[Entries from a visual dataset]
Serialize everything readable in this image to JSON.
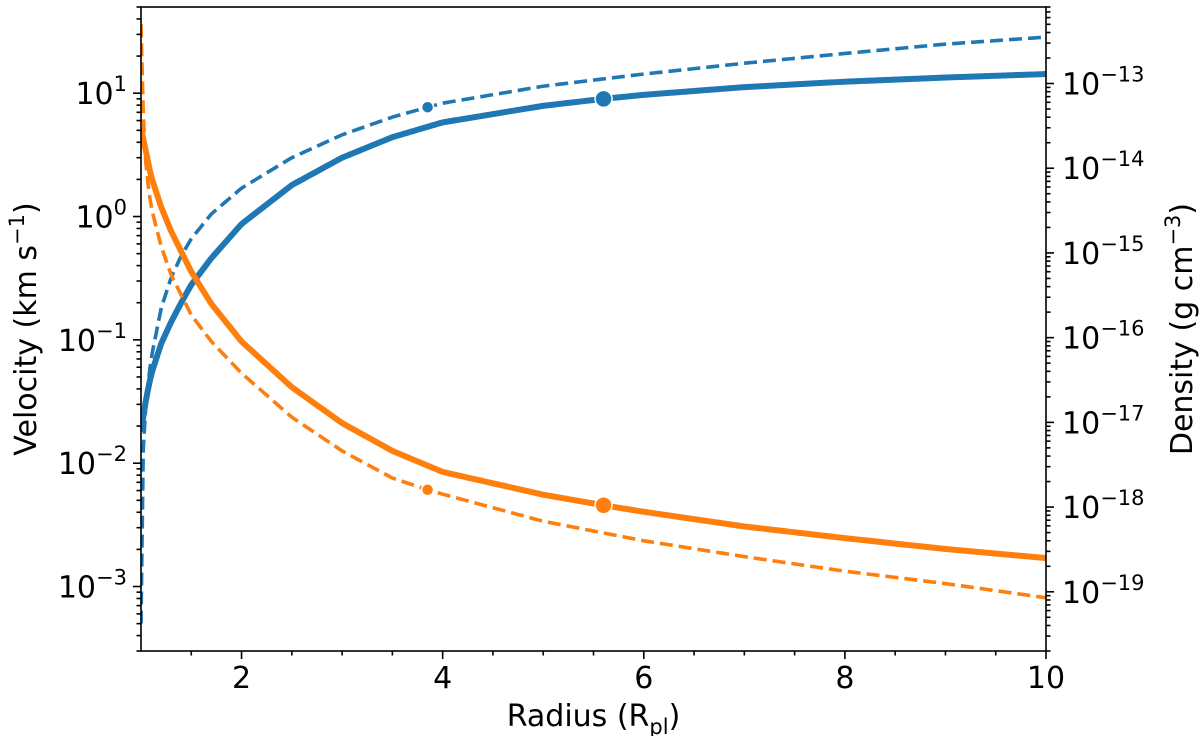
{
  "chart_data": {
    "type": "line",
    "xlabel": {
      "main": "Radius (R",
      "sub": "pl",
      "close": ")"
    },
    "ylabel_left": {
      "main": "Velocity (km s",
      "sup": "−1",
      "close": ")"
    },
    "ylabel_right": {
      "main": "Density (g cm",
      "sup": "−3",
      "close": ")"
    },
    "xlim": [
      1,
      10
    ],
    "ylim_left": [
      0.0003,
      50
    ],
    "ylim_right": [
      2e-20,
      8e-13
    ],
    "yscale_left": "log",
    "yscale_right": "log",
    "grid": false,
    "legend": "none",
    "x_ticks": [
      {
        "value": 2,
        "label": "2"
      },
      {
        "value": 4,
        "label": "4"
      },
      {
        "value": 6,
        "label": "6"
      },
      {
        "value": 8,
        "label": "8"
      },
      {
        "value": 10,
        "label": "10"
      }
    ],
    "y_left_ticks": [
      {
        "value": 10,
        "base": "10",
        "exp": "1"
      },
      {
        "value": 1,
        "base": "10",
        "exp": "0"
      },
      {
        "value": 0.1,
        "base": "10",
        "exp": "−1"
      },
      {
        "value": 0.01,
        "base": "10",
        "exp": "−2"
      },
      {
        "value": 0.001,
        "base": "10",
        "exp": "−3"
      }
    ],
    "y_right_ticks": [
      {
        "value": 1e-13,
        "base": "10",
        "exp": "−13"
      },
      {
        "value": 1e-14,
        "base": "10",
        "exp": "−14"
      },
      {
        "value": 1e-15,
        "base": "10",
        "exp": "−15"
      },
      {
        "value": 1e-16,
        "base": "10",
        "exp": "−16"
      },
      {
        "value": 1e-17,
        "base": "10",
        "exp": "−17"
      },
      {
        "value": 1e-18,
        "base": "10",
        "exp": "−18"
      },
      {
        "value": 1e-19,
        "base": "10",
        "exp": "−19"
      }
    ],
    "colors": {
      "velocity": "#1f77b4",
      "density": "#ff7f0e"
    },
    "series": [
      {
        "quantity": "velocity",
        "axis": "left",
        "style": "solid",
        "x": [
          1.0,
          1.05,
          1.1,
          1.2,
          1.3,
          1.4,
          1.5,
          1.7,
          2.0,
          2.5,
          3.0,
          3.5,
          4.0,
          5.0,
          5.6,
          6.0,
          7.0,
          8.0,
          9.0,
          10.0
        ],
        "y": [
          0.018,
          0.033,
          0.052,
          0.093,
          0.14,
          0.2,
          0.28,
          0.46,
          0.87,
          1.8,
          3.0,
          4.4,
          5.8,
          7.9,
          9.0,
          9.7,
          11.2,
          12.4,
          13.4,
          14.3
        ],
        "marker": {
          "x": 5.6,
          "y": 9.0,
          "size": "large"
        }
      },
      {
        "quantity": "velocity",
        "axis": "left",
        "style": "dashed",
        "x": [
          1.0,
          1.02,
          1.05,
          1.1,
          1.2,
          1.3,
          1.4,
          1.5,
          1.7,
          2.0,
          2.5,
          3.0,
          3.5,
          3.85,
          4.0,
          5.0,
          6.0,
          7.0,
          8.0,
          9.0,
          10.0
        ],
        "y": [
          0.0005,
          0.012,
          0.032,
          0.07,
          0.18,
          0.32,
          0.48,
          0.66,
          1.05,
          1.7,
          3.0,
          4.6,
          6.4,
          7.7,
          8.3,
          11.4,
          14.3,
          17.5,
          21.0,
          25.0,
          28.5
        ],
        "marker": {
          "x": 3.85,
          "y": 7.7,
          "size": "small"
        }
      },
      {
        "quantity": "density",
        "axis": "right",
        "style": "solid",
        "x": [
          1.0,
          1.1,
          1.2,
          1.3,
          1.5,
          1.7,
          2.0,
          2.5,
          3.0,
          3.5,
          4.0,
          5.0,
          5.6,
          6.0,
          7.0,
          8.0,
          9.0,
          10.0
        ],
        "y": [
          3e-14,
          8e-15,
          3.5e-15,
          1.8e-15,
          6e-16,
          2.5e-16,
          9e-17,
          2.6e-17,
          9.8e-18,
          4.6e-18,
          2.6e-18,
          1.4e-18,
          1.05e-18,
          8.8e-19,
          5.9e-19,
          4.3e-19,
          3.2e-19,
          2.5e-19
        ],
        "marker": {
          "x": 5.6,
          "y": 1.05e-18,
          "size": "large"
        }
      },
      {
        "quantity": "density",
        "axis": "right",
        "style": "dashed",
        "x": [
          1.0,
          1.03,
          1.06,
          1.1,
          1.2,
          1.3,
          1.5,
          1.7,
          2.0,
          2.5,
          3.0,
          3.5,
          3.85,
          4.0,
          5.0,
          6.0,
          7.0,
          8.0,
          9.0,
          10.0
        ],
        "y": [
          5e-13,
          2e-14,
          8e-15,
          3.5e-15,
          1.2e-15,
          5.5e-16,
          1.85e-16,
          9e-17,
          3.8e-17,
          1.15e-17,
          4.6e-18,
          2.2e-18,
          1.6e-18,
          1.42e-18,
          6.8e-19,
          4e-19,
          2.6e-19,
          1.75e-19,
          1.25e-19,
          8.5e-20
        ],
        "marker": {
          "x": 3.85,
          "y": 1.6e-18,
          "size": "small"
        }
      }
    ]
  }
}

- Task objective -
Write out the entries again, exactly as given, skipping any images.

- Answer below -
Serialize everything readable in this image to JSON.
{
  "chart_data": {
    "type": "line",
    "xlabel": {
      "main": "Radius (R",
      "sub": "pl",
      "close": ")"
    },
    "ylabel_left": {
      "main": "Velocity (km s",
      "sup": "−1",
      "close": ")"
    },
    "ylabel_right": {
      "main": "Density (g cm",
      "sup": "−3",
      "close": ")"
    },
    "xlim": [
      1,
      10
    ],
    "ylim_left": [
      0.0003,
      50
    ],
    "ylim_right": [
      2e-20,
      8e-13
    ],
    "yscale_left": "log",
    "yscale_right": "log",
    "grid": false,
    "legend": "none",
    "x_ticks": [
      {
        "value": 2,
        "label": "2"
      },
      {
        "value": 4,
        "label": "4"
      },
      {
        "value": 6,
        "label": "6"
      },
      {
        "value": 8,
        "label": "8"
      },
      {
        "value": 10,
        "label": "10"
      }
    ],
    "y_left_ticks": [
      {
        "value": 10,
        "base": "10",
        "exp": "1"
      },
      {
        "value": 1,
        "base": "10",
        "exp": "0"
      },
      {
        "value": 0.1,
        "base": "10",
        "exp": "−1"
      },
      {
        "value": 0.01,
        "base": "10",
        "exp": "−2"
      },
      {
        "value": 0.001,
        "base": "10",
        "exp": "−3"
      }
    ],
    "y_right_ticks": [
      {
        "value": 1e-13,
        "base": "10",
        "exp": "−13"
      },
      {
        "value": 1e-14,
        "base": "10",
        "exp": "−14"
      },
      {
        "value": 1e-15,
        "base": "10",
        "exp": "−15"
      },
      {
        "value": 1e-16,
        "base": "10",
        "exp": "−16"
      },
      {
        "value": 1e-17,
        "base": "10",
        "exp": "−17"
      },
      {
        "value": 1e-18,
        "base": "10",
        "exp": "−18"
      },
      {
        "value": 1e-19,
        "base": "10",
        "exp": "−19"
      }
    ],
    "colors": {
      "velocity": "#1f77b4",
      "density": "#ff7f0e"
    },
    "series": [
      {
        "quantity": "velocity",
        "axis": "left",
        "style": "solid",
        "x": [
          1.0,
          1.05,
          1.1,
          1.2,
          1.3,
          1.4,
          1.5,
          1.7,
          2.0,
          2.5,
          3.0,
          3.5,
          4.0,
          5.0,
          5.6,
          6.0,
          7.0,
          8.0,
          9.0,
          10.0
        ],
        "y": [
          0.018,
          0.033,
          0.052,
          0.093,
          0.14,
          0.2,
          0.28,
          0.46,
          0.87,
          1.8,
          3.0,
          4.4,
          5.8,
          7.9,
          9.0,
          9.7,
          11.2,
          12.4,
          13.4,
          14.3
        ],
        "marker": {
          "x": 5.6,
          "y": 9.0,
          "size": "large"
        }
      },
      {
        "quantity": "velocity",
        "axis": "left",
        "style": "dashed",
        "x": [
          1.0,
          1.02,
          1.05,
          1.1,
          1.2,
          1.3,
          1.4,
          1.5,
          1.7,
          2.0,
          2.5,
          3.0,
          3.5,
          3.85,
          4.0,
          5.0,
          6.0,
          7.0,
          8.0,
          9.0,
          10.0
        ],
        "y": [
          0.0005,
          0.012,
          0.032,
          0.07,
          0.18,
          0.32,
          0.48,
          0.66,
          1.05,
          1.7,
          3.0,
          4.6,
          6.4,
          7.7,
          8.3,
          11.4,
          14.3,
          17.5,
          21.0,
          25.0,
          28.5
        ],
        "marker": {
          "x": 3.85,
          "y": 7.7,
          "size": "small"
        }
      },
      {
        "quantity": "density",
        "axis": "right",
        "style": "solid",
        "x": [
          1.0,
          1.1,
          1.2,
          1.3,
          1.5,
          1.7,
          2.0,
          2.5,
          3.0,
          3.5,
          4.0,
          5.0,
          5.6,
          6.0,
          7.0,
          8.0,
          9.0,
          10.0
        ],
        "y": [
          3e-14,
          8e-15,
          3.5e-15,
          1.8e-15,
          6e-16,
          2.5e-16,
          9e-17,
          2.6e-17,
          9.8e-18,
          4.6e-18,
          2.6e-18,
          1.4e-18,
          1.05e-18,
          8.8e-19,
          5.9e-19,
          4.3e-19,
          3.2e-19,
          2.5e-19
        ],
        "marker": {
          "x": 5.6,
          "y": 1.05e-18,
          "size": "large"
        }
      },
      {
        "quantity": "density",
        "axis": "right",
        "style": "dashed",
        "x": [
          1.0,
          1.03,
          1.06,
          1.1,
          1.2,
          1.3,
          1.5,
          1.7,
          2.0,
          2.5,
          3.0,
          3.5,
          3.85,
          4.0,
          5.0,
          6.0,
          7.0,
          8.0,
          9.0,
          10.0
        ],
        "y": [
          5e-13,
          2e-14,
          8e-15,
          3.5e-15,
          1.2e-15,
          5.5e-16,
          1.85e-16,
          9e-17,
          3.8e-17,
          1.15e-17,
          4.6e-18,
          2.2e-18,
          1.6e-18,
          1.42e-18,
          6.8e-19,
          4e-19,
          2.6e-19,
          1.75e-19,
          1.25e-19,
          8.5e-20
        ],
        "marker": {
          "x": 3.85,
          "y": 1.6e-18,
          "size": "small"
        }
      }
    ]
  }
}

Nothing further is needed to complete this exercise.